- _INFORMATION PROVIDED_:
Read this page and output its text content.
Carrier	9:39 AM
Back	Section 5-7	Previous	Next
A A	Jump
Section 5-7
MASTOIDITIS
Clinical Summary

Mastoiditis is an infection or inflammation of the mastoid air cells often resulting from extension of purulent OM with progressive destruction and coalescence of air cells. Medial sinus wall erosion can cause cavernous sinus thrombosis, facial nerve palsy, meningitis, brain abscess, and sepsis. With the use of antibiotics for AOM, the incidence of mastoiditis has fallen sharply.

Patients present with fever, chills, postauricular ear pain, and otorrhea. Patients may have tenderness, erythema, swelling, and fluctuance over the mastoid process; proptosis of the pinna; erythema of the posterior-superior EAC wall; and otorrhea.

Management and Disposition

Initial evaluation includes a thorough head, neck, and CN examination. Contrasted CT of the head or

- _TASK INSTRUCTIONS_:
Reproduce all of the entries verbatim.

- _SOLUTION BELOW_:
Read this page and output its text content.
Carrier	9:39 AM
Back	Section 5-7	Previous	Next
A A	Jump
Section 5-7
MASTOIDITIS
Clinical Summary

Mastoiditis is an infection or inflammation of the mastoid air cells often resulting from extension of purulent OM with progressive destruction and coalescence of air cells. Medial sinus wall erosion can cause cavernous sinus thrombosis, facial nerve palsy, meningitis, brain abscess, and sepsis. With the use of antibiotics for AOM, the incidence of mastoiditis has fallen sharply.

Patients present with fever, chills, postauricular ear pain, and otorrhea. Patients may have tenderness, erythema, swelling, and fluctuance over the mastoid process; proptosis of the pinna; erythema of the posterior-superior EAC wall; and otorrhea.

Management and Disposition

Initial evaluation includes a thorough head, neck, and CN examination. Contrasted CT of the head or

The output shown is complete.